* BEGIN Exercise inputs *

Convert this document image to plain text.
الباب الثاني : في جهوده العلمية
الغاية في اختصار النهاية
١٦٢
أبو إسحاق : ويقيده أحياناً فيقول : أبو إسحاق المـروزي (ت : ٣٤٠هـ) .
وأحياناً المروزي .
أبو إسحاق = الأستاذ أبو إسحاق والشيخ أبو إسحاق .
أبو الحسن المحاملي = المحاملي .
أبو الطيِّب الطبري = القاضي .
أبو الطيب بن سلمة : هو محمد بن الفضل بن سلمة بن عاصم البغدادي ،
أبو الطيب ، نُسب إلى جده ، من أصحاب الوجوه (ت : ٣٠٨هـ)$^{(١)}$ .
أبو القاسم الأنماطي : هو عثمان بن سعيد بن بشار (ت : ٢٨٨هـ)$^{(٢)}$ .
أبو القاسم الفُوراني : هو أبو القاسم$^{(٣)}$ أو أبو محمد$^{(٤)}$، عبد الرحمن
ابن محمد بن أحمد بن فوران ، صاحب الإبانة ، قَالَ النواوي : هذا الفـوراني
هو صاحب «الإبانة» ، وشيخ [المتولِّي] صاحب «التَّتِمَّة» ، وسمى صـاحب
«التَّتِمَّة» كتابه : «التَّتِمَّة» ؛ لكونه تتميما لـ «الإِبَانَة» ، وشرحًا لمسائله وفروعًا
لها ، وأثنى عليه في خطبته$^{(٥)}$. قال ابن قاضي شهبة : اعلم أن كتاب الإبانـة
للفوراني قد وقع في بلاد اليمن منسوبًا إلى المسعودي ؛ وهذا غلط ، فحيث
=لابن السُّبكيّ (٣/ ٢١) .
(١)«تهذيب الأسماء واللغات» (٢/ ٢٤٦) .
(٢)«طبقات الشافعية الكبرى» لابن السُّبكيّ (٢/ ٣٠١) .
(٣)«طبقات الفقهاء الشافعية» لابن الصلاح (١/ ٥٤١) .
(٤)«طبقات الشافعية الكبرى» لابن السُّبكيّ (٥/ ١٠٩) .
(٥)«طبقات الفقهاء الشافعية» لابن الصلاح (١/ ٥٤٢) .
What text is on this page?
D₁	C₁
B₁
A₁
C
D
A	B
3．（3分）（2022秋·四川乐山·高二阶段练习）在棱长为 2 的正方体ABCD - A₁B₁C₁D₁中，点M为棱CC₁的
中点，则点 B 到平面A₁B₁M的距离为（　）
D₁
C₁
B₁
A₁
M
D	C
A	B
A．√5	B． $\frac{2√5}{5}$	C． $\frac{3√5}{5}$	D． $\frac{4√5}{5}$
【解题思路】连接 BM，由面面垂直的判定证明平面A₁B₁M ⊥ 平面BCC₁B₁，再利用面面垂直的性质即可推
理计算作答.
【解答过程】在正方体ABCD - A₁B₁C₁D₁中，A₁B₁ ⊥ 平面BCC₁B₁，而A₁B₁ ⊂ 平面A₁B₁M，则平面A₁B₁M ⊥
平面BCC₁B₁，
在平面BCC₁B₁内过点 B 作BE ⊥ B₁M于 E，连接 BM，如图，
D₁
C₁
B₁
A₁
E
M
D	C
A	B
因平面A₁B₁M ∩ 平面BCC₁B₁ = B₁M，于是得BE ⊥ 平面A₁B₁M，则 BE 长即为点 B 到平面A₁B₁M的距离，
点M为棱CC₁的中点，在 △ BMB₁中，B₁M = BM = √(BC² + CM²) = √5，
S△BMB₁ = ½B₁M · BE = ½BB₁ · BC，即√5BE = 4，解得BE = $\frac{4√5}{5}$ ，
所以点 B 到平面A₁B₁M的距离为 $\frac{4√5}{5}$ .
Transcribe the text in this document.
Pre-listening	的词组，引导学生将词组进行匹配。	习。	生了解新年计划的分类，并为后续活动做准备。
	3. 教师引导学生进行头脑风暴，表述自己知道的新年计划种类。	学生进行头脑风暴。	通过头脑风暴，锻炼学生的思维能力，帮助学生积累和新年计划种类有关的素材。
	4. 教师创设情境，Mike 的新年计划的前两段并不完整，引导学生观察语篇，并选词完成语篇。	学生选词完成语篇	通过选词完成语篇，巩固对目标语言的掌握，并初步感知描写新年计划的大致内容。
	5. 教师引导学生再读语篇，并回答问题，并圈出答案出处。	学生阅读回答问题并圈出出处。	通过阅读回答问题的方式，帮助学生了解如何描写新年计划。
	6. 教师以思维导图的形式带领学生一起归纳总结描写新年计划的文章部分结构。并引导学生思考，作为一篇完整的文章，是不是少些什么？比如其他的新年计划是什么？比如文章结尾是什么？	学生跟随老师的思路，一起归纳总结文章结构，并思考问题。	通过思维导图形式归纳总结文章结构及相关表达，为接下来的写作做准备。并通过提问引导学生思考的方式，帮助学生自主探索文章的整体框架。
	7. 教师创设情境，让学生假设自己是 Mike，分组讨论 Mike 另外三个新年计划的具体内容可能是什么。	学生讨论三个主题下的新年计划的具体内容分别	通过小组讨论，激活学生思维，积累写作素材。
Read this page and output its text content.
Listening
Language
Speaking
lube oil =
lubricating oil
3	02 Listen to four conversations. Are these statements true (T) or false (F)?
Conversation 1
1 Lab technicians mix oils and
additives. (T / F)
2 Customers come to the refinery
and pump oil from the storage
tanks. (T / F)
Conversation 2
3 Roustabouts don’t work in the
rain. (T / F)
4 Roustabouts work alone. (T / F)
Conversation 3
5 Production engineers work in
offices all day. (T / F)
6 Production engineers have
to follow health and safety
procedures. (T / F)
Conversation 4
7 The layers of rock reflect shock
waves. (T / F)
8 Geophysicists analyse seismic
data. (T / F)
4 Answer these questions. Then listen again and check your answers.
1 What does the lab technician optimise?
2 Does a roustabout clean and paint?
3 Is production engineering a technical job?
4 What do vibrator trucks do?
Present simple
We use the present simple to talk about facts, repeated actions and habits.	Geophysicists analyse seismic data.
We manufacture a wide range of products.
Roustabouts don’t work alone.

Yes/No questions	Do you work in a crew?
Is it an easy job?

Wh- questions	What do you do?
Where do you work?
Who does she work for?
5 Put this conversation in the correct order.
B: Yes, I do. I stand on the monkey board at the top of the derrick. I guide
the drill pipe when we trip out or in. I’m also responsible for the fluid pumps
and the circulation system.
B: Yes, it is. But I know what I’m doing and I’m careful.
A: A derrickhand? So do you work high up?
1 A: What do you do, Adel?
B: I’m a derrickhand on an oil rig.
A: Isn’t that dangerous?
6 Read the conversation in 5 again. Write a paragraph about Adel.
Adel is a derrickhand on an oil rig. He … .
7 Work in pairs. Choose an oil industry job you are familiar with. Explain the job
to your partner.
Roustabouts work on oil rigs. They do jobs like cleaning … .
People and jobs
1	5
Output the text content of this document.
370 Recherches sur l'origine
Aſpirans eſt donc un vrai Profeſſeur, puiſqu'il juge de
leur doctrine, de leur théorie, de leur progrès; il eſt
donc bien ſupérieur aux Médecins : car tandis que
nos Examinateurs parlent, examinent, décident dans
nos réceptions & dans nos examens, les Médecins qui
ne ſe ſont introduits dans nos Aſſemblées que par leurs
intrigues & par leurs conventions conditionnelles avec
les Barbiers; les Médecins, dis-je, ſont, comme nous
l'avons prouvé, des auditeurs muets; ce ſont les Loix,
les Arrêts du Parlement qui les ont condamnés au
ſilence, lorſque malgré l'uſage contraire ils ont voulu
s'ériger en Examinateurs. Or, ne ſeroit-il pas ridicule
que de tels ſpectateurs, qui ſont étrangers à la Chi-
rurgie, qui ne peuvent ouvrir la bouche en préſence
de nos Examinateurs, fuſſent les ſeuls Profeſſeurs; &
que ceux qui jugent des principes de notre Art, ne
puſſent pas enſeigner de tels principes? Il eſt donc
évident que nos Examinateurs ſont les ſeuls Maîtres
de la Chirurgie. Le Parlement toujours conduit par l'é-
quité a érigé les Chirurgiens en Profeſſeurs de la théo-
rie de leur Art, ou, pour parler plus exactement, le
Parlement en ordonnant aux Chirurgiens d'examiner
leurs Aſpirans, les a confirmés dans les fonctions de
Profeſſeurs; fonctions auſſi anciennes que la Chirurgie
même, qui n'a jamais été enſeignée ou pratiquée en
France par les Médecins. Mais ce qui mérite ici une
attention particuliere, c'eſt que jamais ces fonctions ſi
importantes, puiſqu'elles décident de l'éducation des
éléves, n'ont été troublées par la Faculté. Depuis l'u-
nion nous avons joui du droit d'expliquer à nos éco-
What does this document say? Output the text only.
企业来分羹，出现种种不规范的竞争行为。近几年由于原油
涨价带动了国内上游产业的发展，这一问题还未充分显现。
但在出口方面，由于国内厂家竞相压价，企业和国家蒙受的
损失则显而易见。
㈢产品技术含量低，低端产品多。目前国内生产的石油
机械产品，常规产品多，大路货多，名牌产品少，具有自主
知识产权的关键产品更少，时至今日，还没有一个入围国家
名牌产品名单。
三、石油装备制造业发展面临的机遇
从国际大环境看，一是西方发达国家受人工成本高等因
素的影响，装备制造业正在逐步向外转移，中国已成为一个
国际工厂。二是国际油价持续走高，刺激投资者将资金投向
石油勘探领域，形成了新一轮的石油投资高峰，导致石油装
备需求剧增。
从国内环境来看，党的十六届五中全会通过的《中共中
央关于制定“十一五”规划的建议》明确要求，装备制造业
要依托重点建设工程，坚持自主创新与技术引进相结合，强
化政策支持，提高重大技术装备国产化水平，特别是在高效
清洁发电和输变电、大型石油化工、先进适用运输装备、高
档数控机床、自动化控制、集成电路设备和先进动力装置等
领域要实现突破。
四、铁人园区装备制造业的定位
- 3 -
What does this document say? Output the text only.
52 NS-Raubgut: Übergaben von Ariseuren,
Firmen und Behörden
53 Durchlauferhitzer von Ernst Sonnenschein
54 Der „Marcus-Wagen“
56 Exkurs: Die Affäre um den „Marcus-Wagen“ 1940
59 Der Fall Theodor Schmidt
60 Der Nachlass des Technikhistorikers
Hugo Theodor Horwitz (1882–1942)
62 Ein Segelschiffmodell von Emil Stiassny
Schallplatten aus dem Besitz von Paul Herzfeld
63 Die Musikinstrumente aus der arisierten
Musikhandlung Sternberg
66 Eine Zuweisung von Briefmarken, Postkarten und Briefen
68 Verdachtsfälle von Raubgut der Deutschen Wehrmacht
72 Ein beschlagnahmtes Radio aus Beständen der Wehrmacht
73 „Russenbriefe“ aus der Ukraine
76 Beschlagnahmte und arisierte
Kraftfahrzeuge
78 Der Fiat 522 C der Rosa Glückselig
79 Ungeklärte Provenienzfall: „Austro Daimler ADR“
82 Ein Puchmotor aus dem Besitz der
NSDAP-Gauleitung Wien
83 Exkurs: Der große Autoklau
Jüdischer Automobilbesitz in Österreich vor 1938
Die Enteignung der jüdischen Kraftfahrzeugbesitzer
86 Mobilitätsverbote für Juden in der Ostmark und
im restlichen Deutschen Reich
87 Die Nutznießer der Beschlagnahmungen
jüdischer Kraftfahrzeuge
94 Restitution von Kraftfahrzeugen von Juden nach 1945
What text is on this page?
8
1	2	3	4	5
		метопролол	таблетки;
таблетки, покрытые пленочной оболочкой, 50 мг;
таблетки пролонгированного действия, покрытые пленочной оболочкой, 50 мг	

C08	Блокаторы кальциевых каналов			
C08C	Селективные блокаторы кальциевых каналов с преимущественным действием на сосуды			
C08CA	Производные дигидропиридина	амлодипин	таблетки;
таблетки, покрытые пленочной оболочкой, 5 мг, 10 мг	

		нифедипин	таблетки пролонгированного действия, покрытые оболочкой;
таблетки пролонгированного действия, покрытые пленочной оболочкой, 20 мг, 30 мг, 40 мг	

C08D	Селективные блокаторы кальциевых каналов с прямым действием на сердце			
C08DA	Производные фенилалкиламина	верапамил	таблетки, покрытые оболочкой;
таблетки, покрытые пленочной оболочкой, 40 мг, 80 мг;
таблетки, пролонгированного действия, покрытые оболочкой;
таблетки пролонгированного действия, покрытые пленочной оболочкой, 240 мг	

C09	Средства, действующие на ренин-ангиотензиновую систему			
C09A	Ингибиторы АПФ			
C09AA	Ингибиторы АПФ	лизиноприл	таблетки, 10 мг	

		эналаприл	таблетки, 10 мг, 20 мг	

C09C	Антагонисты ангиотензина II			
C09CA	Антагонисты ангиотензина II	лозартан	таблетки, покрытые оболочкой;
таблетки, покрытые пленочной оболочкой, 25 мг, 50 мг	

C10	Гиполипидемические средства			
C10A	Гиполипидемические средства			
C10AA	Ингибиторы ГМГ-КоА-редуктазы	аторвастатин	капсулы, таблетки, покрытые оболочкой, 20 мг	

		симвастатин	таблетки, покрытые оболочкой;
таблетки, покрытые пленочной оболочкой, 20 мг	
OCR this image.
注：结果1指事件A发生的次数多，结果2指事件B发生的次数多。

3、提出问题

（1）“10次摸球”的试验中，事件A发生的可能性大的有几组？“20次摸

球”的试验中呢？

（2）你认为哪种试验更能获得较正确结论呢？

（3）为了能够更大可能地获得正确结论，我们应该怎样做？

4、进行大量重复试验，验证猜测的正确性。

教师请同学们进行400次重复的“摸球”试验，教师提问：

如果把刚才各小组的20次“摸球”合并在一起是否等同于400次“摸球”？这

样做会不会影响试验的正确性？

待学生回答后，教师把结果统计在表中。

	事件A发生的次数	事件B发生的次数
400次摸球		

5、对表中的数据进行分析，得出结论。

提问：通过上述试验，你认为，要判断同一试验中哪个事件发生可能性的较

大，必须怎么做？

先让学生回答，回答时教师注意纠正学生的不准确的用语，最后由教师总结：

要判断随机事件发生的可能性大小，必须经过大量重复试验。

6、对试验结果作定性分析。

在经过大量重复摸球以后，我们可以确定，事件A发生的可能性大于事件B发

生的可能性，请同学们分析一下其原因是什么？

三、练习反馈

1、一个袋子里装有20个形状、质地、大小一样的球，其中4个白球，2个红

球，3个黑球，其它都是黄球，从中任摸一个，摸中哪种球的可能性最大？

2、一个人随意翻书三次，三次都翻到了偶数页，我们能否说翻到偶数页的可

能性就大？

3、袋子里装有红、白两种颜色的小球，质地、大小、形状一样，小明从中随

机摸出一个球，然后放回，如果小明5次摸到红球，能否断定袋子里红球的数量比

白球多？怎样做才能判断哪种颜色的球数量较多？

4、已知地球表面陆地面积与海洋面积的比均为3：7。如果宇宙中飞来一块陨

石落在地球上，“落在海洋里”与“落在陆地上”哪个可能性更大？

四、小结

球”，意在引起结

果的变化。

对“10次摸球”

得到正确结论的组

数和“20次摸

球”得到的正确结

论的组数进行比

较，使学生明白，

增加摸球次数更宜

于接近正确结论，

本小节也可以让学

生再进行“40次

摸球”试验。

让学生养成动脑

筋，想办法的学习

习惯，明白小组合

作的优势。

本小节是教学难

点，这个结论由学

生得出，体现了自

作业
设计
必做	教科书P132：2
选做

* END Exercise inputs *

**What is required**: Report how many lines of the records above contain the word "Ингибиторы", giving only the number.

**Answer below**: 3